▶ [TEXTABSCHNITT]:
######
# Rauschen bei Hoher Lautstärke :(



## Haribo92 (24. Dezember 2006)

*Rauschen bei Hoher Lautstärke *

Hi leute...

Ich habe seit Weihnachten ein neues 5.1 System...
Bin deshalb gezwungen worden auf eine 2. Soundkarte mit meinem Headseat auszuweichen   
Das rauscht aber   

Hätte jemand ne idee warum das so ist?

Danke schonmal...  

MFG Haribo


----------



## MSINX7950GT (25. Dezember 2006)

*AW: Rauschen bei Hoher Lautstärke *

Was ist denn das für ein 5.1 Soundsystem[von welcher Firma],und gabs da nicht so ein Programm,wo man den Sound und so einstellen kann,oder du hast den aktuellsten Soundkartentreiber nicht...
Poste mal,was du für ein 5.1 Soundsystem  hast,und welche Soundkarte du hast...
######
▶ [DATENAUSZUG]:

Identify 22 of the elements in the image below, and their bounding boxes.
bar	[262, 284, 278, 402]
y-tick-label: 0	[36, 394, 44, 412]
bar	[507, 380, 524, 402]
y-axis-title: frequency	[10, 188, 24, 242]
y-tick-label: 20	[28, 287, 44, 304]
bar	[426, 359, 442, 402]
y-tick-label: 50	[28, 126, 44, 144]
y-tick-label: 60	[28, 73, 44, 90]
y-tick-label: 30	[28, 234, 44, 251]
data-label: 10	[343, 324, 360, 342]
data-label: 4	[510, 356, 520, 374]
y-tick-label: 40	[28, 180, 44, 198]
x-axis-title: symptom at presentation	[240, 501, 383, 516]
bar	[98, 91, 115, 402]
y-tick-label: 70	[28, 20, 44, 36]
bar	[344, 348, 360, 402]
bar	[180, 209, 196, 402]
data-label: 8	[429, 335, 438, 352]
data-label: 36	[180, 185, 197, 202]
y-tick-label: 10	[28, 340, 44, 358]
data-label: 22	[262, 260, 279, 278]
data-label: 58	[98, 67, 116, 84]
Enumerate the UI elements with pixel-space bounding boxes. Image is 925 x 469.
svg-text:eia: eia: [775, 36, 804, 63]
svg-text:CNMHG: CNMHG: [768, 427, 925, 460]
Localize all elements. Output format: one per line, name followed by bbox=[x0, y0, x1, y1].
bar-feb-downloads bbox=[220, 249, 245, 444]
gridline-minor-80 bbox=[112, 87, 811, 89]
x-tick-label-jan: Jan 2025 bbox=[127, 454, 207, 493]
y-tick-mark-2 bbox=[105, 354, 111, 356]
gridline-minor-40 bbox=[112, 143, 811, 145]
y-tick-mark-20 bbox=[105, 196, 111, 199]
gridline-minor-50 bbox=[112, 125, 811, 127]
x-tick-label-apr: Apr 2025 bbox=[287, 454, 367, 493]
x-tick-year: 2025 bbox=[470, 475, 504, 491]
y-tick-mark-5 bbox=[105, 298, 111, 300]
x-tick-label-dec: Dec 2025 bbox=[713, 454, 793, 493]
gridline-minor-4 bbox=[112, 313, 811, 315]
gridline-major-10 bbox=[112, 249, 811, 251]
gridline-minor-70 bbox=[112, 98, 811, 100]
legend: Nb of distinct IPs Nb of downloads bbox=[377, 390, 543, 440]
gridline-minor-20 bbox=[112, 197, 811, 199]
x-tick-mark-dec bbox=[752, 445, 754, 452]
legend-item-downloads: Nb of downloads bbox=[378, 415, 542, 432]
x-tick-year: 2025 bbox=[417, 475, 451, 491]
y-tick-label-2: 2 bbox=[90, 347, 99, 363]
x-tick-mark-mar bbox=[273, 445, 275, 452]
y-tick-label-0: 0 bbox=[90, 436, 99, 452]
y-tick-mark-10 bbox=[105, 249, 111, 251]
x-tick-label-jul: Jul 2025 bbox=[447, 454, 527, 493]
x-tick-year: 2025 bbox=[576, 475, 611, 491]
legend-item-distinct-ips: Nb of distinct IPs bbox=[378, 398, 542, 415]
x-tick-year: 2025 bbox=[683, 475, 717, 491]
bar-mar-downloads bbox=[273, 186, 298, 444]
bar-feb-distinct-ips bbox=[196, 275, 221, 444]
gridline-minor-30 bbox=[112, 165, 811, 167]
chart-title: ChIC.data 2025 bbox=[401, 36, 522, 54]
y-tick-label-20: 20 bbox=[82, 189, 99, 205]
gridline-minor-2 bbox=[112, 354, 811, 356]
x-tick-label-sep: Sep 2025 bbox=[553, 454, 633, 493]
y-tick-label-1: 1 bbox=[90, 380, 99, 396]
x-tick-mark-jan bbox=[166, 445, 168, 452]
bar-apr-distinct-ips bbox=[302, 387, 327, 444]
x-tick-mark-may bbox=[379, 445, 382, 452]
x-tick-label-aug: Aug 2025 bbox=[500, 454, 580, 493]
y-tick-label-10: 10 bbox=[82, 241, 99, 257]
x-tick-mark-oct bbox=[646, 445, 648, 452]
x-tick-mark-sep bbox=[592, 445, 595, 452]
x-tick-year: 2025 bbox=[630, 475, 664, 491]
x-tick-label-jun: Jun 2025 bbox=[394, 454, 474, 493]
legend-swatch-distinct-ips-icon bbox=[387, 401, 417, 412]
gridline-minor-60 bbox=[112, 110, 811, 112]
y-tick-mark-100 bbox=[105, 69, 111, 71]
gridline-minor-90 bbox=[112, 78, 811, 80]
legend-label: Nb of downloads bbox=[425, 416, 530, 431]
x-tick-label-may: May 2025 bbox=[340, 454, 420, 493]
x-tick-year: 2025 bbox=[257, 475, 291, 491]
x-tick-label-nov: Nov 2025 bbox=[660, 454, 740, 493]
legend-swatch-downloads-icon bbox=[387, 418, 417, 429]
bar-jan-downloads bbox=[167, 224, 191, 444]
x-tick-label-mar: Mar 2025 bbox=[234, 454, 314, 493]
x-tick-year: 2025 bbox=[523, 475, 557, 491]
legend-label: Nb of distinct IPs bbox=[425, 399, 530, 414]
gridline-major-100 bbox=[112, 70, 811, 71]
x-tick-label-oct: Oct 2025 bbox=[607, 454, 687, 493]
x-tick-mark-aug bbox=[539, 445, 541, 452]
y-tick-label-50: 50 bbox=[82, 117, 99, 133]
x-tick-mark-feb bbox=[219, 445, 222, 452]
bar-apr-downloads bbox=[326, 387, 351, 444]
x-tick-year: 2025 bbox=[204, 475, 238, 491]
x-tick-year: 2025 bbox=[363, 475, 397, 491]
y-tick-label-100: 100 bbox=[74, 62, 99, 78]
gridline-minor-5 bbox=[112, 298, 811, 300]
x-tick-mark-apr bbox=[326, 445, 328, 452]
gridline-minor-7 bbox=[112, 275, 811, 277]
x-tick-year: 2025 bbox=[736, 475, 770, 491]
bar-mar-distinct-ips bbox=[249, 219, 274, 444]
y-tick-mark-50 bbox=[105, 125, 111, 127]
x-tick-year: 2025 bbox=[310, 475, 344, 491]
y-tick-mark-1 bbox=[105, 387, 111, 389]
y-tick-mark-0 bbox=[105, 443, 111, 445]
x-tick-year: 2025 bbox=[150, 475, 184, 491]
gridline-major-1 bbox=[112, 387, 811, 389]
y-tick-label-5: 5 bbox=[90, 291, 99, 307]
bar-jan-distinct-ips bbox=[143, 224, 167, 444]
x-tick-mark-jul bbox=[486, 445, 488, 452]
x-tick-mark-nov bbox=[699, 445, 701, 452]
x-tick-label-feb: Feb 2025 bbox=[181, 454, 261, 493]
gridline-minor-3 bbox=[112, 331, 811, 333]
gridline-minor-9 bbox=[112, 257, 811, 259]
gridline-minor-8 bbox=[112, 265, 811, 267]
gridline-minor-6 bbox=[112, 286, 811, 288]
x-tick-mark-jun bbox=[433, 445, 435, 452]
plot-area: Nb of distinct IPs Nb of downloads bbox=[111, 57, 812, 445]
######
▶ [AUFGABEN]:
a. Übersetze aus dem Forenthread über Rauschen bei hoher Lautstärke den Satz „Hätte jemand ne idee warum das so ist?“ ins Englische.
b. Setze den Forenthread über Rauschen bei hoher Lautstärke im Anschluss an seinen letzten Beitrag fort.
Die Datensätze sind eigenständiges Material und gehören nicht zum Forenthread.

▶ [ERGEBNISSE JE AUFGABE]:
a. Does anyone have an idea why that is?

b.
Gruß,raven


----------



## Peter23 (25. Dezember 2006)

*AW: Rauschen bei Hoher Lautstärke *



			
				Haribo92 am 24.12.2006 22:40 schrieb:
			
		

> Hi leute...
> 
> Ich habe seit Weihnachten ein neues 5.1 System...
> Bin deshalb gezwungen worden auf eine 2. Soundkarte mit meinem Headseat auszuweichen
> ...



Lautstärke bei Windows ganz hoch, am Headset ganz runter.

oder anders herrum, je nachdem was das Rauschen erzeugt.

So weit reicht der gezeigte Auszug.